▶ **Items from a figure collection**
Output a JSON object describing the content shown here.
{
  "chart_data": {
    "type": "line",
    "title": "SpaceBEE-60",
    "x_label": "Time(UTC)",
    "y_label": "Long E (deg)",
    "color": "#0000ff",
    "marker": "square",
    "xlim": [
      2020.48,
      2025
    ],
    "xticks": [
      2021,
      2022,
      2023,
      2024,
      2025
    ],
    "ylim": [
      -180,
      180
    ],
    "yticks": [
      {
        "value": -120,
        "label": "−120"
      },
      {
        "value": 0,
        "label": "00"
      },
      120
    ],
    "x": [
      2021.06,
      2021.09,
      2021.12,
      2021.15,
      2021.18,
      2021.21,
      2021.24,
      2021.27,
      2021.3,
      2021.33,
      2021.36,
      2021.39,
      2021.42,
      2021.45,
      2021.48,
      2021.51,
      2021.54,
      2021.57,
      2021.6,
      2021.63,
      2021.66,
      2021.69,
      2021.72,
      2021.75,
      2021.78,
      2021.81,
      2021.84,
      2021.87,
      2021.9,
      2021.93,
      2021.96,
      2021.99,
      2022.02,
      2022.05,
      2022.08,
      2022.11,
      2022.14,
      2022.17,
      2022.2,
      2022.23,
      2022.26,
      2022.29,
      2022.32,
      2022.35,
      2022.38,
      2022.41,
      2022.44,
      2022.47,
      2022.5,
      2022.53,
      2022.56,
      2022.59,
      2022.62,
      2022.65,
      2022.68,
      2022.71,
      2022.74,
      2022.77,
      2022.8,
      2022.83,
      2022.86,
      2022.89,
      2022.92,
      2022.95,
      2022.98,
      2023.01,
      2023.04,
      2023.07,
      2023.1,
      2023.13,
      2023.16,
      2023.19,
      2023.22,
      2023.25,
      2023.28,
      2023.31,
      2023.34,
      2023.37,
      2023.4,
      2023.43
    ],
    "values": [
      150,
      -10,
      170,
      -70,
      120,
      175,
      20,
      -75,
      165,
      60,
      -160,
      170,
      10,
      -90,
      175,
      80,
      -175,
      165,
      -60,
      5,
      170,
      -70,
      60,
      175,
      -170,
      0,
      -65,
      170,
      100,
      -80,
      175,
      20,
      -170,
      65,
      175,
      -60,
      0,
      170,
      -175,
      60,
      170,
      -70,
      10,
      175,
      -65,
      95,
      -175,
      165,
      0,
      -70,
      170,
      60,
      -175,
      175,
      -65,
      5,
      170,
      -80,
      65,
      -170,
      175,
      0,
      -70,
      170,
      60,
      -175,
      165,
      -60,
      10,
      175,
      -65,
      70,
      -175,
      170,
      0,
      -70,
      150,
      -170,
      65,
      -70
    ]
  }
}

▶ **TASK GOAL**
Without leaving anything out, quote all the data.

▶ **FULL RESPONSE**
Output a JSON object describing the content shown here.
{
  "chart_data": {
    "type": "line",
    "title": "SpaceBEE-60",
    "x_label": "Time(UTC)",
    "y_label": "Long E (deg)",
    "color": "#0000ff",
    "marker": "square",
    "xlim": [
      2020.48,
      2025
    ],
    "xticks": [
      2021,
      2022,
      2023,
      2024,
      2025
    ],
    "ylim": [
      -180,
      180
    ],
    "yticks": [
      {
        "value": -120,
        "label": "−120"
      },
      {
        "value": 0,
        "label": "00"
      },
      120
    ],
    "x": [
      2021.06,
      2021.09,
      2021.12,
      2021.15,
      2021.18,
      2021.21,
      2021.24,
      2021.27,
      2021.3,
      2021.33,
      2021.36,
      2021.39,
      2021.42,
      2021.45,
      2021.48,
      2021.51,
      2021.54,
      2021.57,
      2021.6,
      2021.63,
      2021.66,
      2021.69,
      2021.72,
      2021.75,
      2021.78,
      2021.81,
      2021.84,
      2021.87,
      2021.9,
      2021.93,
      2021.96,
      2021.99,
      2022.02,
      2022.05,
      2022.08,
      2022.11,
      2022.14,
      2022.17,
      2022.2,
      2022.23,
      2022.26,
      2022.29,
      2022.32,
      2022.35,
      2022.38,
      2022.41,
      2022.44,
      2022.47,
      2022.5,
      2022.53,
      2022.56,
      2022.59,
      2022.62,
      2022.65,
      2022.68,
      2022.71,
      2022.74,
      2022.77,
      2022.8,
      2022.83,
      2022.86,
      2022.89,
      2022.92,
      2022.95,
      2022.98,
      2023.01,
      2023.04,
      2023.07,
      2023.1,
      2023.13,
      2023.16,
      2023.19,
      2023.22,
      2023.25,
      2023.28,
      2023.31,
      2023.34,
      2023.37,
      2023.4,
      2023.43
    ],
    "values": [
      150,
      -10,
      170,
      -70,
      120,
      175,
      20,
      -75,
      165,
      60,
      -160,
      170,
      10,
      -90,
      175,
      80,
      -175,
      165,
      -60,
      5,
      170,
      -70,
      60,
      175,
      -170,
      0,
      -65,
      170,
      100,
      -80,
      175,
      20,
      -170,
      65,
      175,
      -60,
      0,
      170,
      -175,
      60,
      170,
      -70,
      10,
      175,
      -65,
      95,
      -175,
      165,
      0,
      -70,
      170,
      60,
      -175,
      175,
      -65,
      5,
      170,
      -80,
      65,
      -170,
      175,
      0,
      -70,
      170,
      60,
      -175,
      165,
      -60,
      10,
      175,
      -65,
      70,
      -175,
      170,
      0,
      -70,
      150,
      -170,
      65,
      -70
    ]
  }
}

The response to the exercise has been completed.